Begin DATA FOR THE TASK

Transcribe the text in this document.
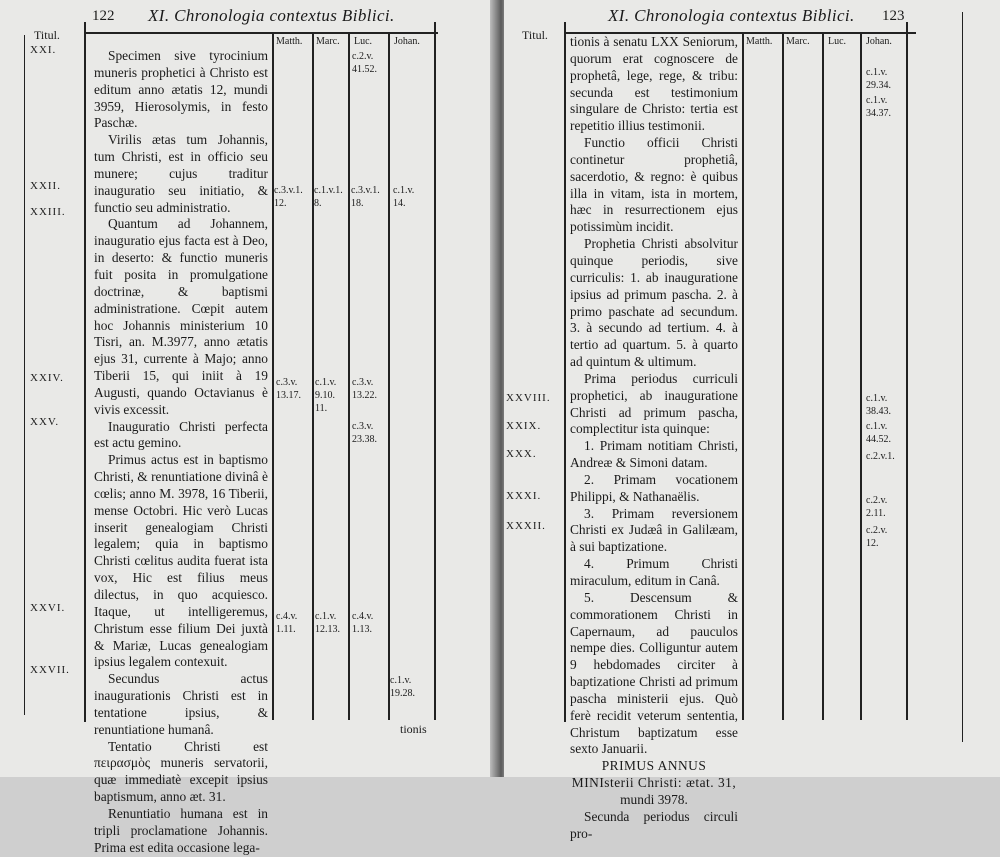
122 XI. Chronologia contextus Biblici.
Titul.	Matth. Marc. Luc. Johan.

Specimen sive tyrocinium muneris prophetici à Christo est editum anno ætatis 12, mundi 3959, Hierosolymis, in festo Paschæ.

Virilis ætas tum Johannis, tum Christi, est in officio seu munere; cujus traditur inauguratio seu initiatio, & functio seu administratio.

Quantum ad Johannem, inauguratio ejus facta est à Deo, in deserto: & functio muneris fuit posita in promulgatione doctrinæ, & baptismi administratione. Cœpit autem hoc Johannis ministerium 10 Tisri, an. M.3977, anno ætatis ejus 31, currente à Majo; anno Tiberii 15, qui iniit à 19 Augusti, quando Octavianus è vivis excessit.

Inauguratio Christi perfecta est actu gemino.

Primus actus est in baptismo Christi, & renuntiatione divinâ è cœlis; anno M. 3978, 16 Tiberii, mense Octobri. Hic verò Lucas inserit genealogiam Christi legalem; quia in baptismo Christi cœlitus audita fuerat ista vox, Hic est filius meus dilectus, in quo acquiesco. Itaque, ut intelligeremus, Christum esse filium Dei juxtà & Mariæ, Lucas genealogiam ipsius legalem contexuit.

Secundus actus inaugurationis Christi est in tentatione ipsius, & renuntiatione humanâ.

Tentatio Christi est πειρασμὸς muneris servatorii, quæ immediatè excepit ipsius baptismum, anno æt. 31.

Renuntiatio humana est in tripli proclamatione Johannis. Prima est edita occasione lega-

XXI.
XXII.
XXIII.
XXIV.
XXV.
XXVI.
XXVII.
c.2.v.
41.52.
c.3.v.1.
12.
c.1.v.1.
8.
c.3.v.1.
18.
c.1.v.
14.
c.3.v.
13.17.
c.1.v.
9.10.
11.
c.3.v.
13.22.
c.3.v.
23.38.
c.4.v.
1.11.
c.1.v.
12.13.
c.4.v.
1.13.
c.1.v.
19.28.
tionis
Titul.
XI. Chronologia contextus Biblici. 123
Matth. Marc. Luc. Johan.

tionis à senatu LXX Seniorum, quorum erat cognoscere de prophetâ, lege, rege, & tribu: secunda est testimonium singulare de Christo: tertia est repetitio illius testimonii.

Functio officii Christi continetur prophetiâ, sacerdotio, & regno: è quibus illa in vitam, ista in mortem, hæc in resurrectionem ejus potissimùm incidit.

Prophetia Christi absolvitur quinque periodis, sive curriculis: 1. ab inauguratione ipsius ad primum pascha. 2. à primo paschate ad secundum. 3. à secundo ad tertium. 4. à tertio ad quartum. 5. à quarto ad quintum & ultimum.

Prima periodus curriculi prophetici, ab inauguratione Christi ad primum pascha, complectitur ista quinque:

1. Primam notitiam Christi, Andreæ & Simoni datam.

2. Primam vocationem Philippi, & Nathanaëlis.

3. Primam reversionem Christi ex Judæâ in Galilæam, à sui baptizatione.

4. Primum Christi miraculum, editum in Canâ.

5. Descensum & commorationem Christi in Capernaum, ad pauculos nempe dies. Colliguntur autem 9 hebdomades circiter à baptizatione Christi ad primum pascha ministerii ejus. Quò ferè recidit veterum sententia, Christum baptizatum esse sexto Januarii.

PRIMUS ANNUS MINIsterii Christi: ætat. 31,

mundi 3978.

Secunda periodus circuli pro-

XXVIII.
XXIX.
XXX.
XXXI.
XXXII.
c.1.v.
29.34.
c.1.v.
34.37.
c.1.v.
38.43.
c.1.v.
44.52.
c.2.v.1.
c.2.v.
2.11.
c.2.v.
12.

End DATA FOR THE TASK
Begin DATA FOR THE TASK

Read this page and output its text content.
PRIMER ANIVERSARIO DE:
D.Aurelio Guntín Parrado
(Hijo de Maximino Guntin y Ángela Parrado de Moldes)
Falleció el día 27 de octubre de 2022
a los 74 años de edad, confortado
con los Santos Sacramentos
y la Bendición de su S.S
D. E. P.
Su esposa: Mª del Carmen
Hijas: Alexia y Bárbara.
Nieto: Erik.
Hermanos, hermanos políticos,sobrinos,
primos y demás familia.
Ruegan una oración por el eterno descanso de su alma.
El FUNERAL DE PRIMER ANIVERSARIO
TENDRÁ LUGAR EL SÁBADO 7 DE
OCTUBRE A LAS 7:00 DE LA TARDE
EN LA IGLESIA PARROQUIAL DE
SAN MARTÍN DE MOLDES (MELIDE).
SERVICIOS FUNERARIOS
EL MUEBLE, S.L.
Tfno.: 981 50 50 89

End DATA FOR THE TASK
Begin DATA FOR THE TASK

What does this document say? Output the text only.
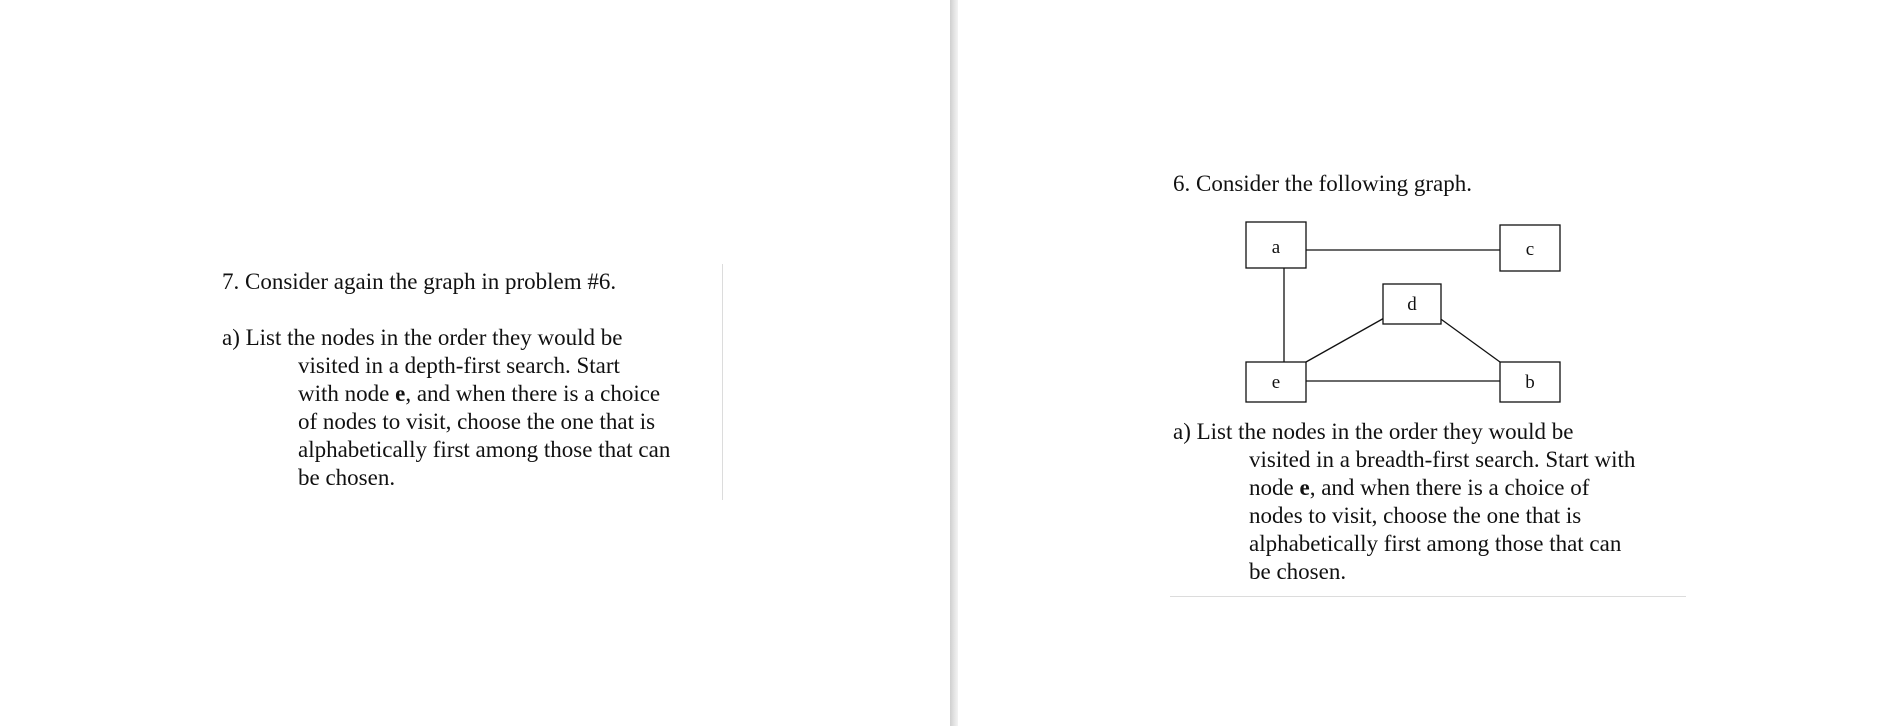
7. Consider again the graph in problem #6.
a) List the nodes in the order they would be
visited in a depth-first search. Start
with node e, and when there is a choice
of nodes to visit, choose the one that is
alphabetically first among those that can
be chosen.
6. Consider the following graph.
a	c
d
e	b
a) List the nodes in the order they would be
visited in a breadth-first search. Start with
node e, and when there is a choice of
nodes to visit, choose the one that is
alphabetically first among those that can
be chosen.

End DATA FOR THE TASK

▸ **REQUEST**:
Return all lines containing the word "choose".

▸ **WRITTEN RESPONSE**:
of nodes to visit, choose the one that is
nodes to visit, choose the one that is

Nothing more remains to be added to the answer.